━━━━━ Material for this task ━━━━━

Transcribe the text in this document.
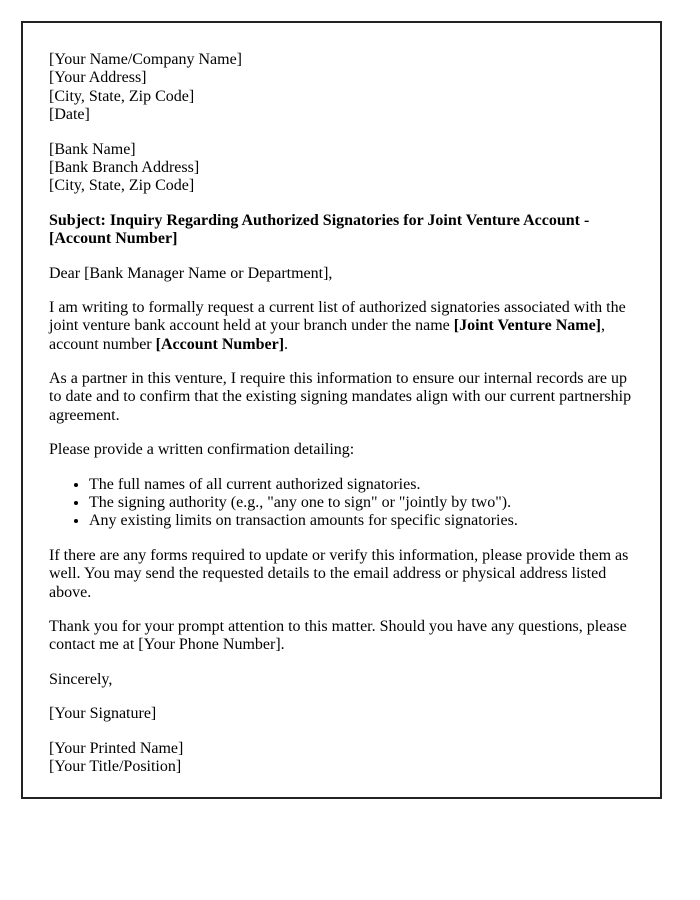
[Your Name/Company Name]
[Your Address]
[City, State, Zip Code]
[Date]
[Bank Name]
[Bank Branch Address]
[City, State, Zip Code]
Subject: Inquiry Regarding Authorized Signatories for Joint Venture Account - [Account Number]
Dear [Bank Manager Name or Department],
I am writing to formally request a current list of authorized signatories associated with the joint venture bank account held at your branch under the name [Joint Venture Name], account number [Account Number].
As a partner in this venture, I require this information to ensure our internal records are up to date and to confirm that the existing signing mandates align with our current partnership agreement.
Please provide a written confirmation detailing:
• The full names of all current authorized signatories.
• The signing authority (e.g., "any one to sign" or "jointly by two").
• Any existing limits on transaction amounts for specific signatories.
If there are any forms required to update or verify this information, please provide them as well. You may send the requested details to the email address or physical address listed above.
Thank you for your prompt attention to this matter. Should you have any questions, please contact me at [Your Phone Number].
Sincerely,
[Your Signature]
[Your Printed Name]
[Your Title/Position]
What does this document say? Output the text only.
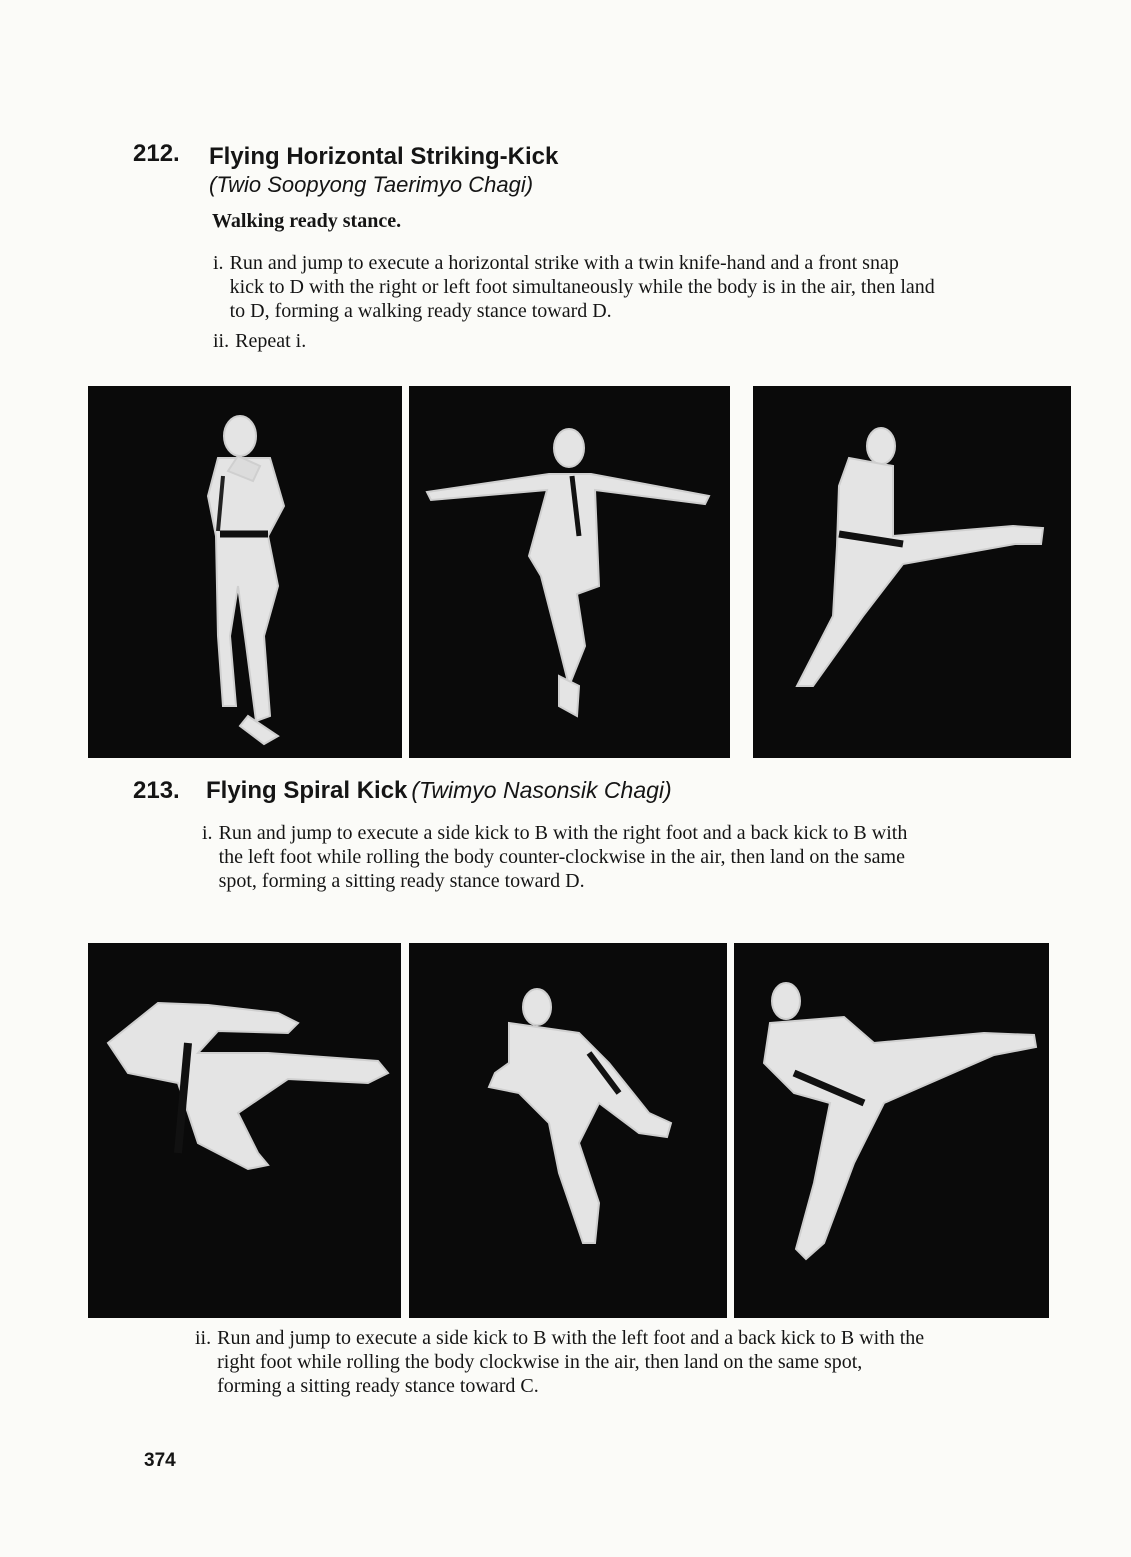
212. Flying Horizontal Striking-Kick
(Twio Soopyong Taerimyo Chagi)
Walking ready stance.
i. Run and jump to execute a horizontal strike with a twin knife-hand and a front snap kick to D with the right or left foot simultaneously while the body is in the air, then land to D, forming a walking ready stance toward D.
ii. Repeat i.
213. Flying Spiral Kick (Twimyo Nasonsik Chagi)
i. Run and jump to execute a side kick to B with the right foot and a back kick to B with the left foot while rolling the body counter-clockwise in the air, then land on the same spot, forming a sitting ready stance toward D.
ii. Run and jump to execute a side kick to B with the left foot and a back kick to B with the right foot while rolling the body clockwise in the air, then land on the same spot, forming a sitting ready stance toward C.
374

━━━━━

*Given instruction*: In the records above, locate the line with "What does this"; output it and each line after it through the last one, exactly, omitting pictures.

*Reply*:
What does this document say? Output the text only.
212. Flying Horizontal Striking-Kick
(Twio Soopyong Taerimyo Chagi)
Walking ready stance.
i. Run and jump to execute a horizontal strike with a twin knife-hand and a front snap kick to D with the right or left foot simultaneously while the body is in the air, then land to D, forming a walking ready stance toward D.
ii. Repeat i.
213. Flying Spiral Kick (Twimyo Nasonsik Chagi)
i. Run and jump to execute a side kick to B with the right foot and a back kick to B with the left foot while rolling the body counter-clockwise in the air, then land on the same spot, forming a sitting ready stance toward D.
ii. Run and jump to execute a side kick to B with the left foot and a back kick to B with the right foot while rolling the body clockwise in the air, then land on the same spot, forming a sitting ready stance toward C.
374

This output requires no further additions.